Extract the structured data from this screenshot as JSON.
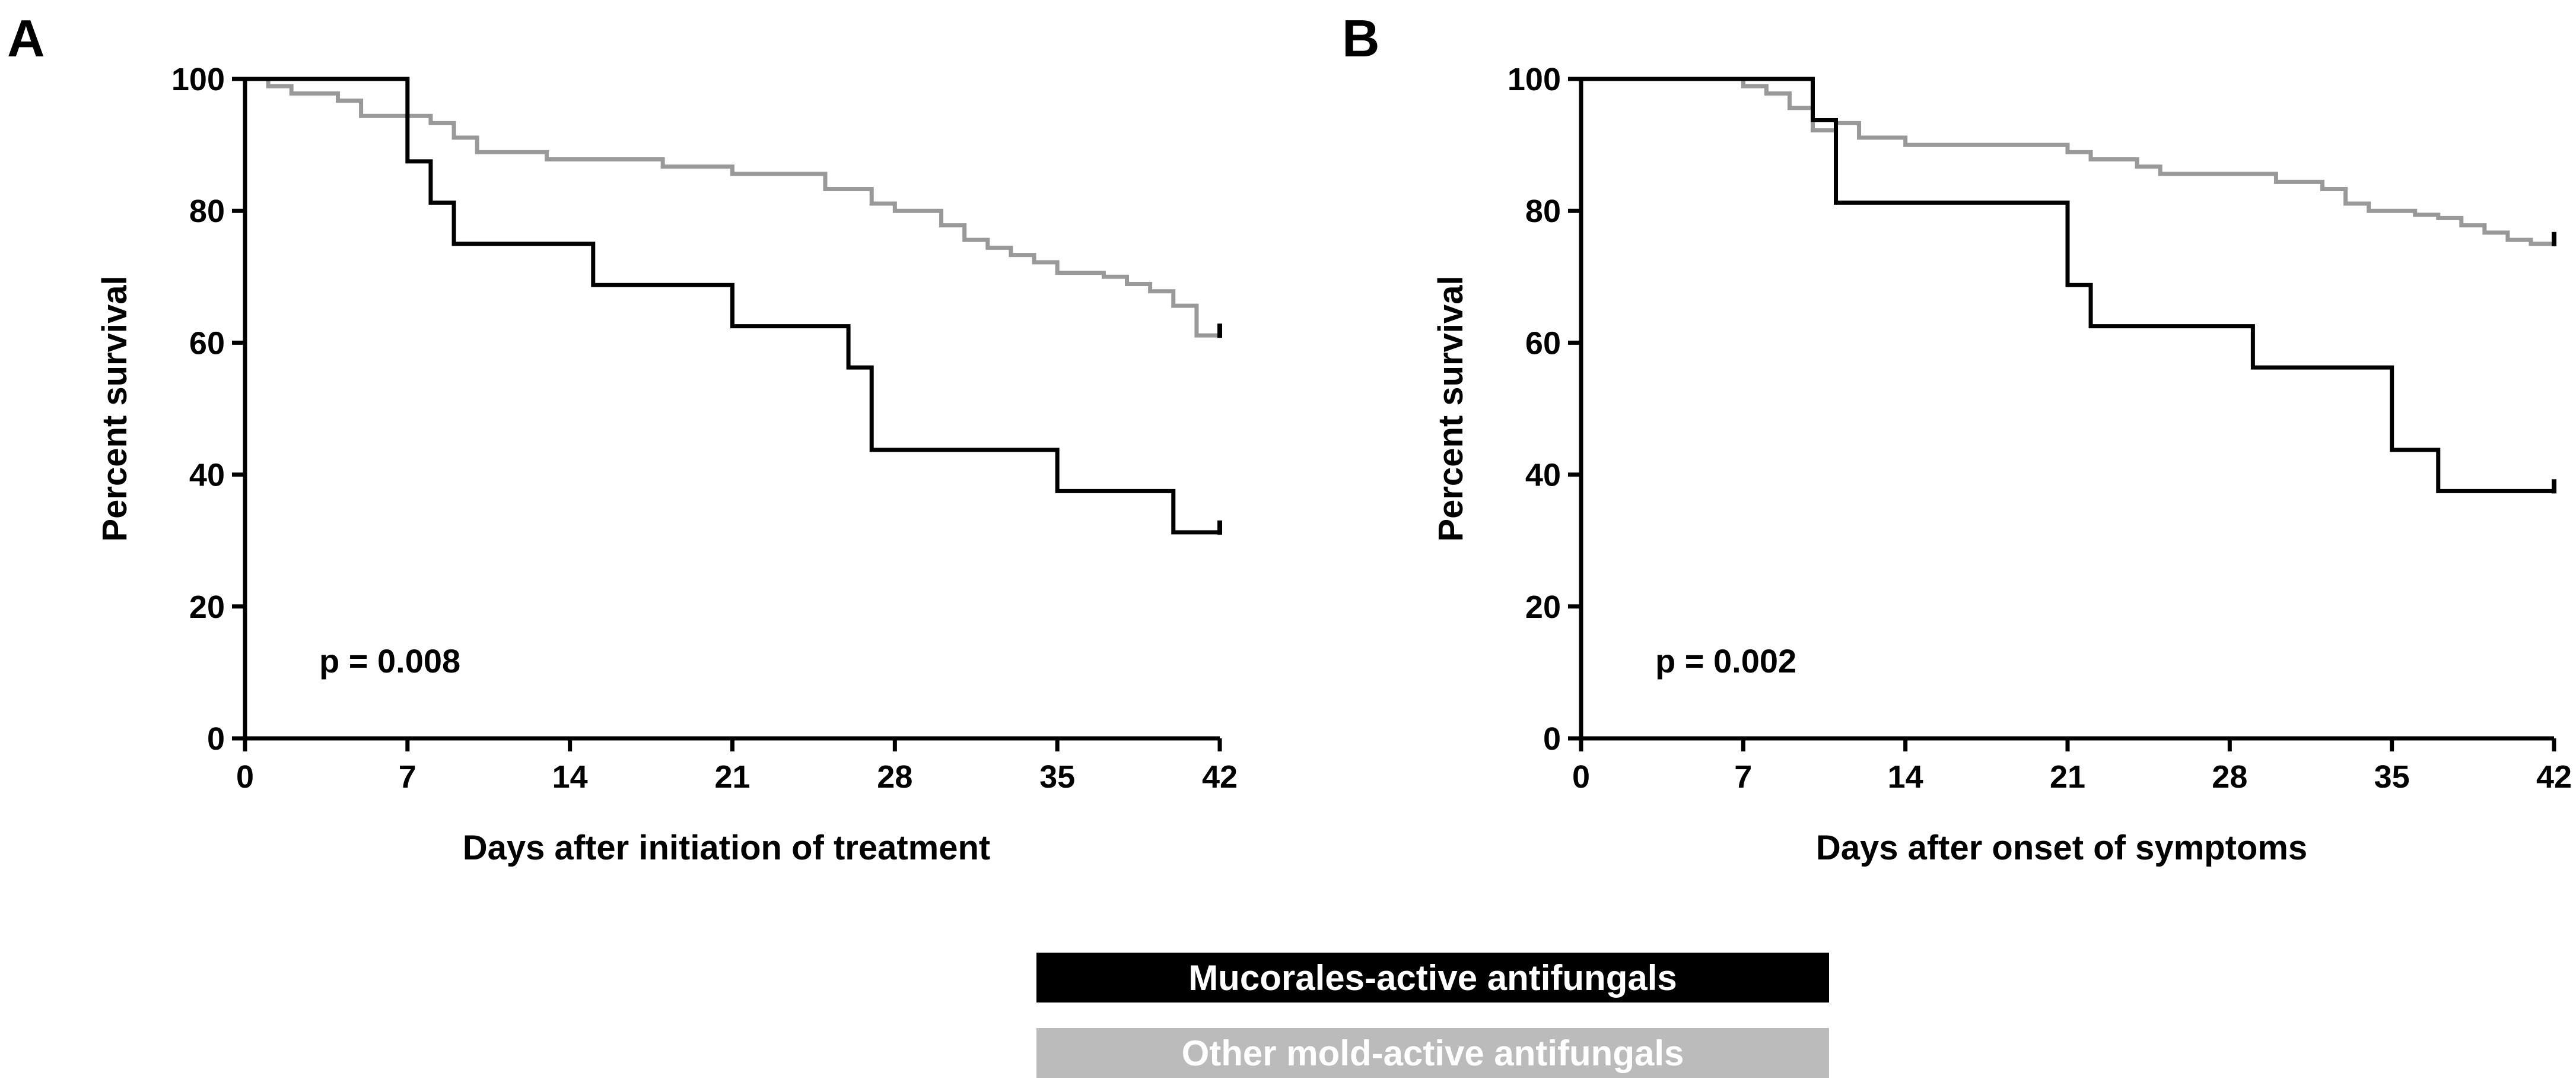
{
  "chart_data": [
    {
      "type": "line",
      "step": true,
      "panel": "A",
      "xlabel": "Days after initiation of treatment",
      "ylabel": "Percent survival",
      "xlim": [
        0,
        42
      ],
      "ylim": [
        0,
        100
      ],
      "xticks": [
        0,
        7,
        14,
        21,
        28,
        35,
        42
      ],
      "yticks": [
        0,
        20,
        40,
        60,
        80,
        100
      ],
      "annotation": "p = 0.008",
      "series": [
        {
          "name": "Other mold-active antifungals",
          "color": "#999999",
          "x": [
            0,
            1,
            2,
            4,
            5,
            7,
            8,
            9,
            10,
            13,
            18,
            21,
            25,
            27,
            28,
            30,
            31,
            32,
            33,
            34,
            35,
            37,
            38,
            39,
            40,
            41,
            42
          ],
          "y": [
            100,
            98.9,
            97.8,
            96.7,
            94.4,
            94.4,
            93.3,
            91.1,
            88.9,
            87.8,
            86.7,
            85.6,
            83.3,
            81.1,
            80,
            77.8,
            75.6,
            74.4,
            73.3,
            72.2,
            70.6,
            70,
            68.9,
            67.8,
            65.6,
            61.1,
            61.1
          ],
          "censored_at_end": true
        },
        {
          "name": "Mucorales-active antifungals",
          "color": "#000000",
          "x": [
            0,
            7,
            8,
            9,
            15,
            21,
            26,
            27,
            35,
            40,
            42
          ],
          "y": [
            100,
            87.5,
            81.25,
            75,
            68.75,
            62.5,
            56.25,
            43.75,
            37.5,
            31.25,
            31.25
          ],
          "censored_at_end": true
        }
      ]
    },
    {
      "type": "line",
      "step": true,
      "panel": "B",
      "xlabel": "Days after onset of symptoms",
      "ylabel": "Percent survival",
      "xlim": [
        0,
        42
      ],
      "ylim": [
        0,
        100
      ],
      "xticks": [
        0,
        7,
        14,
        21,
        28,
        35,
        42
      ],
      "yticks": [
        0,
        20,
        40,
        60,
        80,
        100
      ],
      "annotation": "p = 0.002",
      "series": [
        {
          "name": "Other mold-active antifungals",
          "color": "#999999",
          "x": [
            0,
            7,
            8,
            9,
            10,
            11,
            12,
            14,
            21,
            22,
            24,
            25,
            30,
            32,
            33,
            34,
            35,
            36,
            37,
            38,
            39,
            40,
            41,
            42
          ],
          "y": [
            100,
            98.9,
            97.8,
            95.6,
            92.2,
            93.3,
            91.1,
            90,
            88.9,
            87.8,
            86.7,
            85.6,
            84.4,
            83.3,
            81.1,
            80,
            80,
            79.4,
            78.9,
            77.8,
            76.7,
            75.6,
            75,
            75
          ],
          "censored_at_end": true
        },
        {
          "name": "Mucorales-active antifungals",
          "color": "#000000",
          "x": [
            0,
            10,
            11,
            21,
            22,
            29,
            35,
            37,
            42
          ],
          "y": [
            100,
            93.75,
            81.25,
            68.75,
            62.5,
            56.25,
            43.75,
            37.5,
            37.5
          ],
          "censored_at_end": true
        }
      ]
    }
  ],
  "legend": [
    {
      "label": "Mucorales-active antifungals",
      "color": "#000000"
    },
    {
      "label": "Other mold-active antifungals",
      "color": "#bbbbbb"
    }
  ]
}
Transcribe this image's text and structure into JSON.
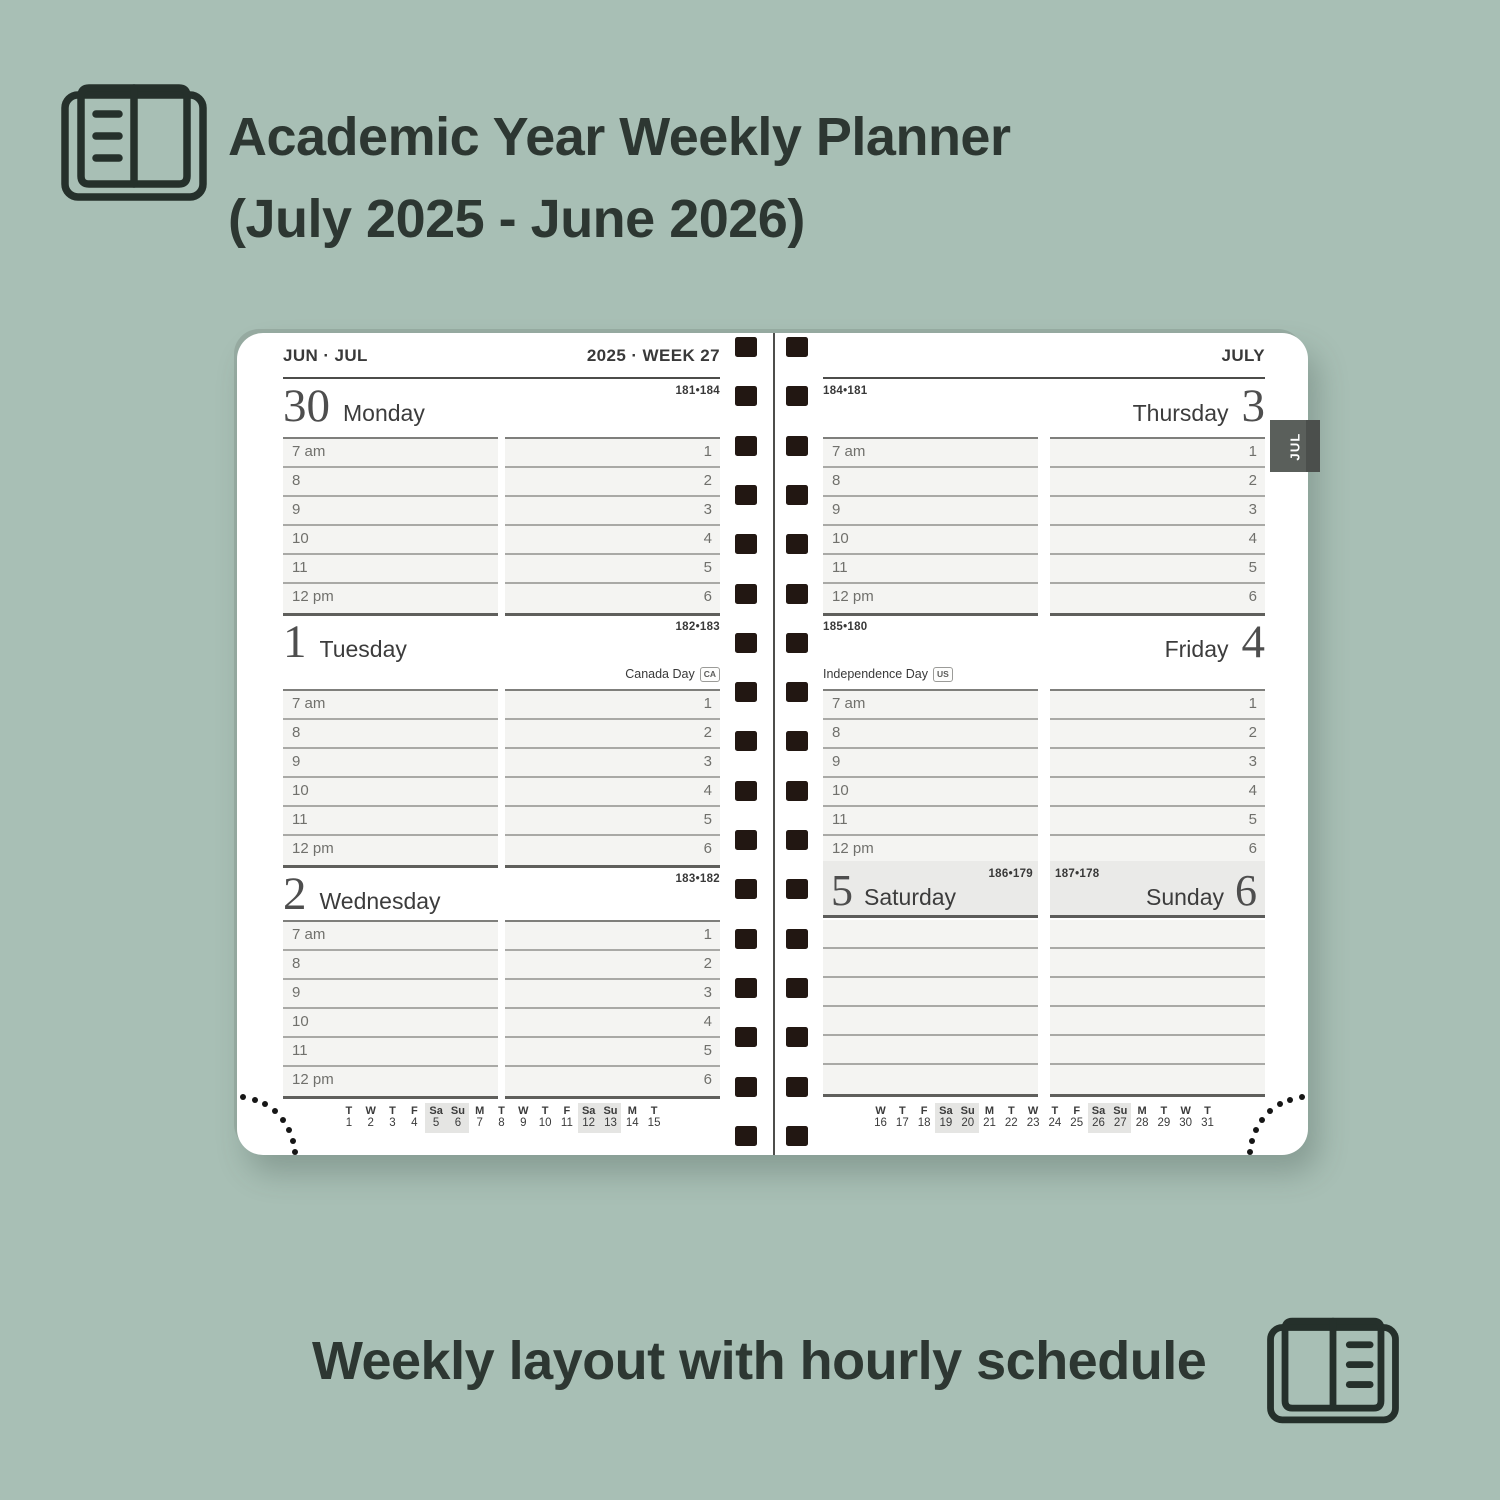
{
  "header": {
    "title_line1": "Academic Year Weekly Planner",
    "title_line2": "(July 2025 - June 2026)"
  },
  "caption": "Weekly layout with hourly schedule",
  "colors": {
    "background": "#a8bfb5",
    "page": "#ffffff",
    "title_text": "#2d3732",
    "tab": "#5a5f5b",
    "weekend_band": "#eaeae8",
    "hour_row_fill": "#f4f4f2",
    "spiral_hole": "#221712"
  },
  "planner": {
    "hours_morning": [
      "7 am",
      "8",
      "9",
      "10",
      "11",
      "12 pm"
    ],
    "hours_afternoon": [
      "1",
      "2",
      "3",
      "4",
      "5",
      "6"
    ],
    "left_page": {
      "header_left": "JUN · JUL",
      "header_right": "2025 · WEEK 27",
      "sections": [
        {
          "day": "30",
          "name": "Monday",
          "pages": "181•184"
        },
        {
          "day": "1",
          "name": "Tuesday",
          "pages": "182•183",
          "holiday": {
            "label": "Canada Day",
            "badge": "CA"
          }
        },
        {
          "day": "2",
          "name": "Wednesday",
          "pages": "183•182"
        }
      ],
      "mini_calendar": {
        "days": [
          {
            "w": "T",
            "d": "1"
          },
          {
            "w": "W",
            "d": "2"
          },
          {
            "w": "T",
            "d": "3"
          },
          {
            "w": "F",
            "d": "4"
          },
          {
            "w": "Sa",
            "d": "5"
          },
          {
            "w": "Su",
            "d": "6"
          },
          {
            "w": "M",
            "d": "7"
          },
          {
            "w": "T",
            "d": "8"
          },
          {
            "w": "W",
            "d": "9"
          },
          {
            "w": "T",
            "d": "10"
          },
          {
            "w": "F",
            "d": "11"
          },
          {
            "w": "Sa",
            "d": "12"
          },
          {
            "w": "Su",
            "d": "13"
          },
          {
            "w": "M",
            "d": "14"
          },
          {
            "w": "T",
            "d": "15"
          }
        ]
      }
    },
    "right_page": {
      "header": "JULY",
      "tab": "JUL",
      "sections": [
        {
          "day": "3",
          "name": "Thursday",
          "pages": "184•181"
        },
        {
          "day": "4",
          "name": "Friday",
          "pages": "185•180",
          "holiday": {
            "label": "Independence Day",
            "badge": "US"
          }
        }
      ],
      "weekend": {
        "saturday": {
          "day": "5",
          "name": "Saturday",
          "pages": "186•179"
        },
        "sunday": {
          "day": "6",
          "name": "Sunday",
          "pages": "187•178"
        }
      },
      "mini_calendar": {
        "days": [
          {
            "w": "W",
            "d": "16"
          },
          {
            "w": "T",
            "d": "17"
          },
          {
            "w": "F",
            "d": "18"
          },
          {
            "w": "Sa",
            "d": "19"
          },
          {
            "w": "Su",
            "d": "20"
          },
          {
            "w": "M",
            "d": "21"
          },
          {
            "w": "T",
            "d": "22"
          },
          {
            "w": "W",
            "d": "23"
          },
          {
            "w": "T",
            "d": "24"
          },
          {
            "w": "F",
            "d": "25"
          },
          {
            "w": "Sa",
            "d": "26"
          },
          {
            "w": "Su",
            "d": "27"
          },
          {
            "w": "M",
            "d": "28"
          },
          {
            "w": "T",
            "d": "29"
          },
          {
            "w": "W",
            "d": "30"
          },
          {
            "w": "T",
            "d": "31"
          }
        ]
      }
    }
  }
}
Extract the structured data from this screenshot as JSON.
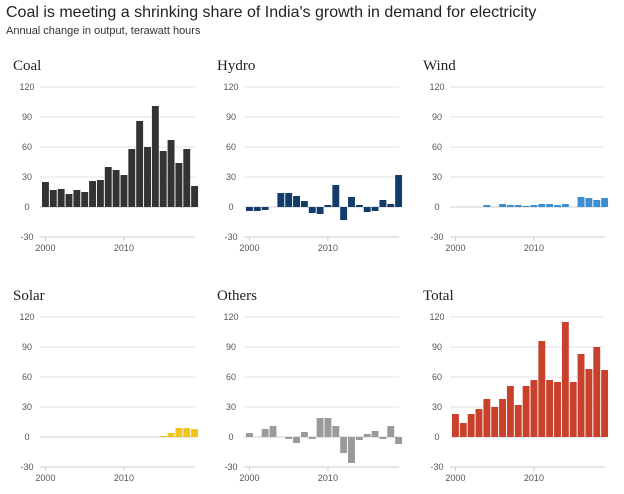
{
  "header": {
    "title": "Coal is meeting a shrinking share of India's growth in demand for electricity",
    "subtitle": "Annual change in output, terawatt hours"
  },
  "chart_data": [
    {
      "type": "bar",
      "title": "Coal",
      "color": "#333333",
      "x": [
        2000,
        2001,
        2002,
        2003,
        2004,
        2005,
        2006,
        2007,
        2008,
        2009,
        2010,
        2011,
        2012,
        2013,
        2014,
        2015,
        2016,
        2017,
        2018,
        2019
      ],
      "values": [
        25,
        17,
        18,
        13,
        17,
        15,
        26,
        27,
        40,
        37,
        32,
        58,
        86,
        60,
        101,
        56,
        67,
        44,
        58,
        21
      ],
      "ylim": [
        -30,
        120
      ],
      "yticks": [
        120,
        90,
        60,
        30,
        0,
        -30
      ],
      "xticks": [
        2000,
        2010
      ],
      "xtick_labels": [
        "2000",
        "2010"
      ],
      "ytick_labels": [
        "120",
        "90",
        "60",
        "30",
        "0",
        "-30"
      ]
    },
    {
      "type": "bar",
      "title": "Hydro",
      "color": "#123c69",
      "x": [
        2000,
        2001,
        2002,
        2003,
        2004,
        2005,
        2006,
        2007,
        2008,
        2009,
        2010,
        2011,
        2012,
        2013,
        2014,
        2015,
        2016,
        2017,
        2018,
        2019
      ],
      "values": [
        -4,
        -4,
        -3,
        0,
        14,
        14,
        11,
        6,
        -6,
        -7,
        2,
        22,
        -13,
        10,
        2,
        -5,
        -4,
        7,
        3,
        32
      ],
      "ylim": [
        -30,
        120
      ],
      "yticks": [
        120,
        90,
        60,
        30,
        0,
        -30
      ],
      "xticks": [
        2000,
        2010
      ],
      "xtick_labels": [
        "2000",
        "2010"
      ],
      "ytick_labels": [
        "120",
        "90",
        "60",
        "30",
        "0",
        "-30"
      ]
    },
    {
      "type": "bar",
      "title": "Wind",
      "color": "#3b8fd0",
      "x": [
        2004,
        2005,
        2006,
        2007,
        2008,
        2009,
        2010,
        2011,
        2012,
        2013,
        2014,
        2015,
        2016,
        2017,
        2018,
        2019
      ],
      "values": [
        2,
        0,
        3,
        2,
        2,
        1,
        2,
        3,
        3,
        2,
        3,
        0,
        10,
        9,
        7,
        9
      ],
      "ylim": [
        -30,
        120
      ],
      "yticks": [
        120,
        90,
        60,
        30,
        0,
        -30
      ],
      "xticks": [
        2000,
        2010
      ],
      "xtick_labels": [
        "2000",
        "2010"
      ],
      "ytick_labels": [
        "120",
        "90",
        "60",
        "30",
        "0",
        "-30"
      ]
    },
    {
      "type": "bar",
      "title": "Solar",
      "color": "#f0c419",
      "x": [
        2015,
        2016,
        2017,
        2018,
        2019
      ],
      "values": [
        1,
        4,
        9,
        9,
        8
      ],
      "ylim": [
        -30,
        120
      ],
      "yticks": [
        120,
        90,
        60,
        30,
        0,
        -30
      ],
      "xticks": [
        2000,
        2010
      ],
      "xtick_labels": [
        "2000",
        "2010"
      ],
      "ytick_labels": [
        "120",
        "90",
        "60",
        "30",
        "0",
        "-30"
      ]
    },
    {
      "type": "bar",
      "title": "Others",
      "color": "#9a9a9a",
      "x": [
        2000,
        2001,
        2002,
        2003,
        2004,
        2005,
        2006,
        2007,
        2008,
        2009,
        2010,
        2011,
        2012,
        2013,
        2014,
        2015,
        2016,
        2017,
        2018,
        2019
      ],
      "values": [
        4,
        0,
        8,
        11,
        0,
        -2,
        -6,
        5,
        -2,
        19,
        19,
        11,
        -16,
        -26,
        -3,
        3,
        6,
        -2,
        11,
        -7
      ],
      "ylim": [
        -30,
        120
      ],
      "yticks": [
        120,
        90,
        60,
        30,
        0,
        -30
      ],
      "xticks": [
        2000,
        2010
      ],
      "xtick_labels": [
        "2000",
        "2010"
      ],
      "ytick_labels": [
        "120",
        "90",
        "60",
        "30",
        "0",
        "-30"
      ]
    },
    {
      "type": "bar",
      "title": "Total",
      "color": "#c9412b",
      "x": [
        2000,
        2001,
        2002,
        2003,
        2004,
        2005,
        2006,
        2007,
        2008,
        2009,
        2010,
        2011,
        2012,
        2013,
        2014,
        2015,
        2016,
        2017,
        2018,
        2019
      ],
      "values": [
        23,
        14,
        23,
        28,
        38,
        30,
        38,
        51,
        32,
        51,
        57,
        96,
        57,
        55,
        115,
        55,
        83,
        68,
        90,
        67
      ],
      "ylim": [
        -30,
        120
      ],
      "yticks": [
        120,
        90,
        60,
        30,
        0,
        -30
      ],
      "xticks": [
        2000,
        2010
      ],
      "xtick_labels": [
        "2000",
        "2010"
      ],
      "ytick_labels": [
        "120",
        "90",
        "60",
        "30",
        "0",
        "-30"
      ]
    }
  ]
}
* * *
▸ The task: Reproduce every line from the entries that holds the word "Weekly".

▸ Written solution:
    "title_line1": "Academic Year Weekly Planner",
  "caption": "Weekly layout with hourly schedule",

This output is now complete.